• [Written problem]
Pick out each line with the word "Rentabilidad" from the material that follows.

[Figure record listings]
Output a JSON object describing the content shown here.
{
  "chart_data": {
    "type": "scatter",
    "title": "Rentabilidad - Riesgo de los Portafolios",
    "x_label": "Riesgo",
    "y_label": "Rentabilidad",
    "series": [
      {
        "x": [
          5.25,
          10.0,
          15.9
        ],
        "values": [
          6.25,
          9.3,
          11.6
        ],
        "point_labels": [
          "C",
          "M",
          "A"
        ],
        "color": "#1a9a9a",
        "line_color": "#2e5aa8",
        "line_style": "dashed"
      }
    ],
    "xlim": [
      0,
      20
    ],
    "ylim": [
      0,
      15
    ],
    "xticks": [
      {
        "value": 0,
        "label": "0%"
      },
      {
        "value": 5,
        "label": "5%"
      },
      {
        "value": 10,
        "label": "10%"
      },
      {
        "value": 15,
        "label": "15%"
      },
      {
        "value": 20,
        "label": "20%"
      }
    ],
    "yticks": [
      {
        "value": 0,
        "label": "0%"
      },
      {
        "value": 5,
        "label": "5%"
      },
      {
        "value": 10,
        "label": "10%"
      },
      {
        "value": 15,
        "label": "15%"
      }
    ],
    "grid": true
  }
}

• [Result]
    "title": "Rentabilidad - Riesgo de los Portafolios",
    "y_label": "Rentabilidad",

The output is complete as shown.